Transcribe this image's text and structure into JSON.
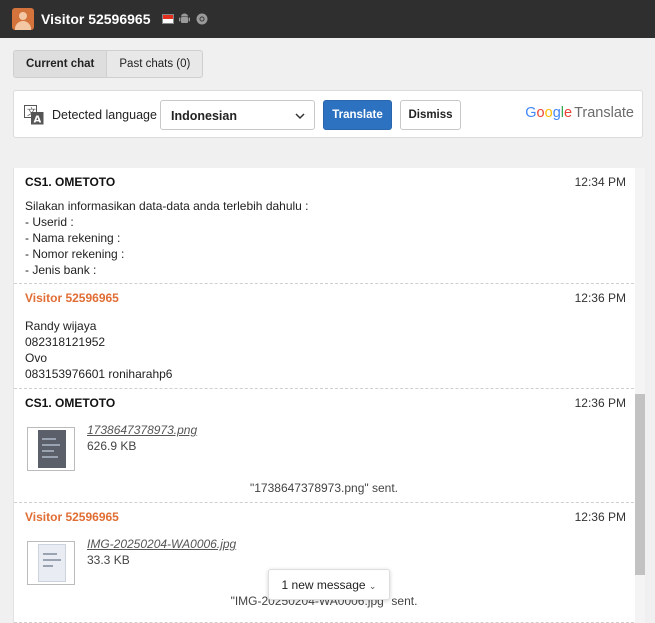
{
  "window": {
    "visitor_name": "Visitor 52596965",
    "icons": [
      "user-avatar-icon",
      "indonesia-flag-icon",
      "android-icon",
      "chrome-icon"
    ]
  },
  "tabs": [
    {
      "label": "Current chat",
      "active": true
    },
    {
      "label": "Past chats (0)",
      "active": false
    }
  ],
  "translate_bar": {
    "detected_label": "Detected language",
    "language": "Indonesian",
    "translate_button": "Translate",
    "dismiss_button": "Dismiss",
    "logo_text": "Translate"
  },
  "messages": [
    {
      "author": "CS1. OMETOTO",
      "role": "operator",
      "time": "12:34 PM",
      "lines": [
        "Silakan informasikan data-data anda terlebih dahulu :",
        "- Userid :",
        "- Nama rekening :",
        "- Nomor rekening :",
        "- Jenis bank :"
      ]
    },
    {
      "author": "Visitor 52596965",
      "role": "visitor",
      "time": "12:36 PM",
      "lines": [
        "Randy wijaya",
        "082318121952",
        "Ovo",
        "083153976601 roniharahp6"
      ]
    },
    {
      "author": "CS1. OMETOTO",
      "role": "operator",
      "time": "12:36 PM",
      "file_name": "1738647378973.png",
      "file_size": "626.9 KB",
      "sent_text": "\"1738647378973.png\" sent."
    },
    {
      "author": "Visitor 52596965",
      "role": "visitor",
      "time": "12:36 PM",
      "file_name": "IMG-20250204-WA0006.jpg",
      "file_size": "33.3 KB",
      "sent_text": "\"IMG-20250204-WA0006.jpg\" sent."
    }
  ],
  "new_message_pill": "1 new message",
  "colors": {
    "titlebar": "#2f2f2f",
    "visitor_name": "#e06d34",
    "translate_button": "#2d72c1"
  }
}
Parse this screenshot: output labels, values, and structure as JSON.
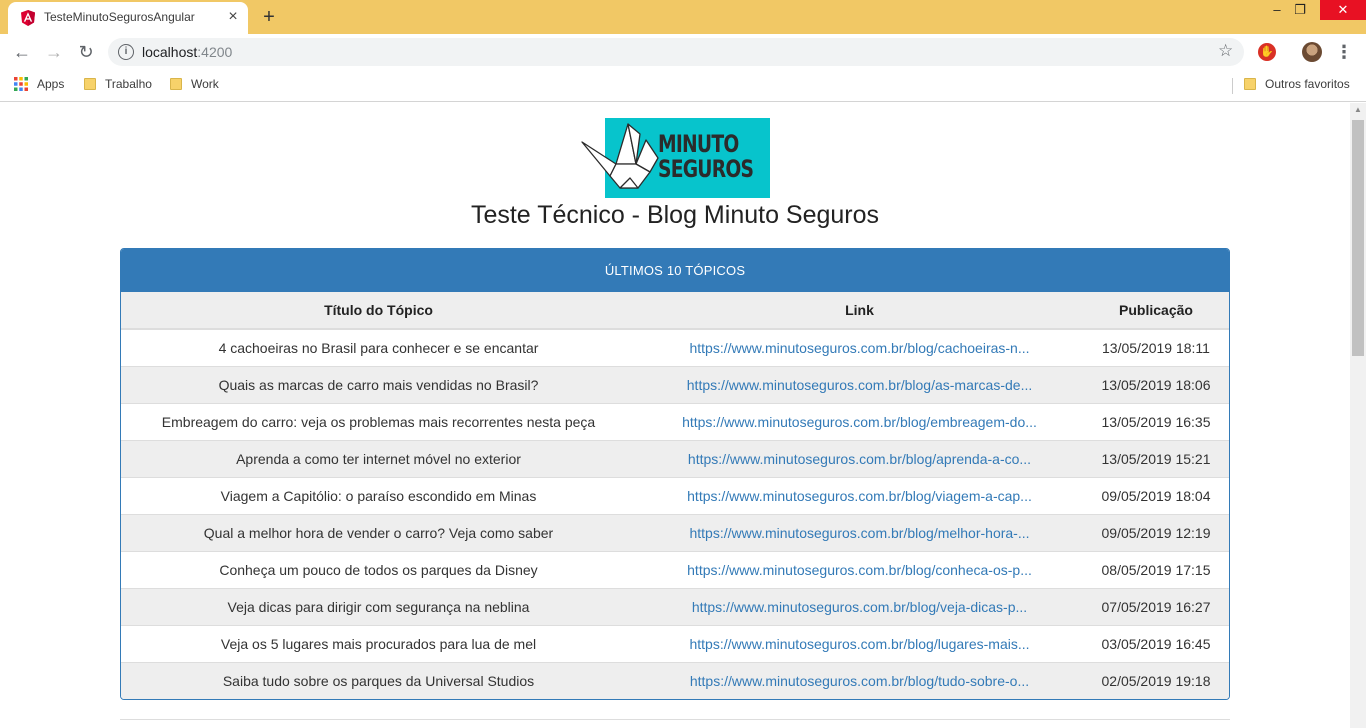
{
  "browser": {
    "tab_title": "TesteMinutoSegurosAngular",
    "url_host": "localhost",
    "url_port": ":4200",
    "window": {
      "minimize": "–",
      "maximize": "❐",
      "close": "✕"
    },
    "bookmarks": {
      "apps": "Apps",
      "trabalho": "Trabalho",
      "work": "Work",
      "outros": "Outros favoritos"
    }
  },
  "page": {
    "logo": {
      "line1": "MINUTO",
      "line2": "SEGUROS",
      "bg_color": "#07c4cc"
    },
    "title": "Teste Técnico - Blog Minuto Seguros",
    "card": {
      "header": "ÚLTIMOS 10 TÓPICOS",
      "accent_color": "#337ab7",
      "columns": [
        "Título do Tópico",
        "Link",
        "Publicação"
      ],
      "rows": [
        {
          "title": "4 cachoeiras no Brasil para conhecer e se encantar",
          "link": "https://www.minutoseguros.com.br/blog/cachoeiras-n...",
          "date": "13/05/2019 18:11"
        },
        {
          "title": "Quais as marcas de carro mais vendidas no Brasil?",
          "link": "https://www.minutoseguros.com.br/blog/as-marcas-de...",
          "date": "13/05/2019 18:06"
        },
        {
          "title": "Embreagem do carro: veja os problemas mais recorrentes nesta peça",
          "link": "https://www.minutoseguros.com.br/blog/embreagem-do...",
          "date": "13/05/2019 16:35"
        },
        {
          "title": "Aprenda a como ter internet móvel no exterior",
          "link": "https://www.minutoseguros.com.br/blog/aprenda-a-co...",
          "date": "13/05/2019 15:21"
        },
        {
          "title": "Viagem a Capitólio: o paraíso escondido em Minas",
          "link": "https://www.minutoseguros.com.br/blog/viagem-a-cap...",
          "date": "09/05/2019 18:04"
        },
        {
          "title": "Qual a melhor hora de vender o carro? Veja como saber",
          "link": "https://www.minutoseguros.com.br/blog/melhor-hora-...",
          "date": "09/05/2019 12:19"
        },
        {
          "title": "Conheça um pouco de todos os parques da Disney",
          "link": "https://www.minutoseguros.com.br/blog/conheca-os-p...",
          "date": "08/05/2019 17:15"
        },
        {
          "title": "Veja dicas para dirigir com segurança na neblina",
          "link": "https://www.minutoseguros.com.br/blog/veja-dicas-p...",
          "date": "07/05/2019 16:27"
        },
        {
          "title": "Veja os 5 lugares mais procurados para lua de mel",
          "link": "https://www.minutoseguros.com.br/blog/lugares-mais...",
          "date": "03/05/2019 16:45"
        },
        {
          "title": "Saiba tudo sobre os parques da Universal Studios",
          "link": "https://www.minutoseguros.com.br/blog/tudo-sobre-o...",
          "date": "02/05/2019 19:18"
        }
      ]
    }
  }
}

_ _ _

What to work on: Copy every line of the data that holds the string "parques".

Complete response:
          "title": "Conheça um pouco de todos os parques da Disney",
          "title": "Saiba tudo sobre os parques da Universal Studios",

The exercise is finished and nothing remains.